→ The task:
Reproduce the passage of the forum thread on building PHP from source, starting with "## andisian (Dec" and going on through "years and years.".

→ Document excerpt:
────

Ya, I haven't really provided much of my efforts here, other than description. Hoenstly, I didn't even want to bug anyone here as I had no issues with any of the other source installs I do, it's just that everyone in the php camp either had no idea what I was talking about, or they said deeply helpful stuff like, 'well, it works fine on RH/F/CO/SuSE/Scripting Kiddie Linux.'

The config.log just stops dead right at the point where configure says to reinstall iconv. I am leaning toward something funky with configure, but I've been through it four times changing and hard coding shell vars, paths, and I've tried running it against the iconv in packages, the php5_iconv in packages, and two different iconv source tbz's.

It could be personal. I did curse a little when I saw that bsdconfig and pkgng wheren't there, yet someone had taken pkg_install out. BSD, I am sorry for disparaging your parentage.

I'm no fan of how our dev team works, but one must be a corporate cheerleader, ra, ra, ra...


----------



## andisian (Dec 28, 2012)

SirDice said:
			
		

> Seriously? You don't like structure? The guy that's going to replace you someday is going to have a really bad time :\
> 
> Using the ports is actually the most structured way of doing things. Contrary to what you may think files are definitely not placed "all over"; hier(7).



You might have misinterpreted my response. I said "I don't like them structured _any_ which way" meaning I want to define my directory structure with regards to my major apps & want to compile it all manually- The way I have been for years and years.

────

→ Information supplied:

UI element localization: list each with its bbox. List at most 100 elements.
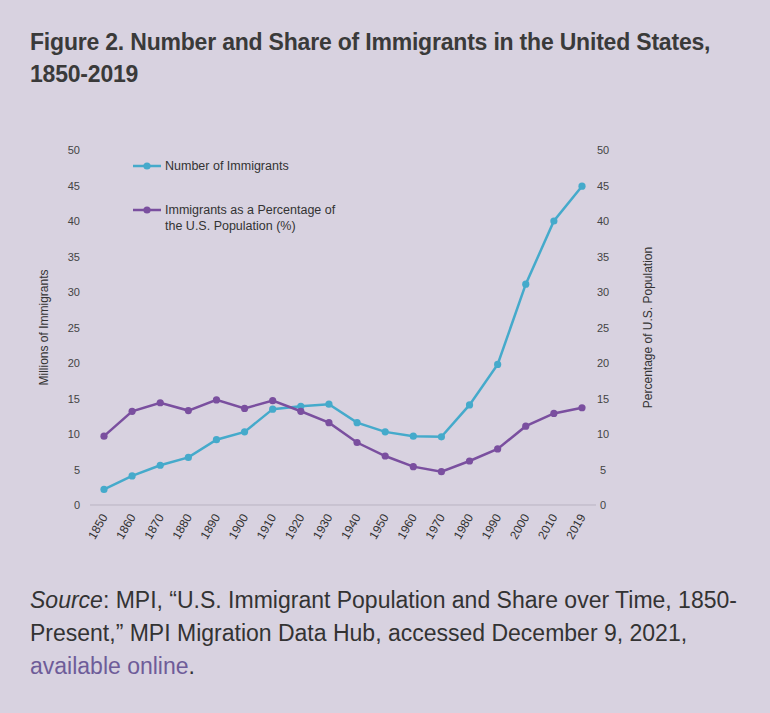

────

→ Solution for this problem:
## andisian (Dec 28, 2012)

SirDice said:
			
		

> Seriously? You don't like structure? The guy that's going to replace you someday is going to have a really bad time :\
> 
> Using the ports is actually the most structured way of doing things. Contrary to what you may think files are definitely not placed "all over"; hier(7).



You might have misinterpreted my response. I said "I don't like them structured _any_ which way" meaning I want to define my directory structure with regards to my major apps & want to compile it all manually- The way I have been for years and years.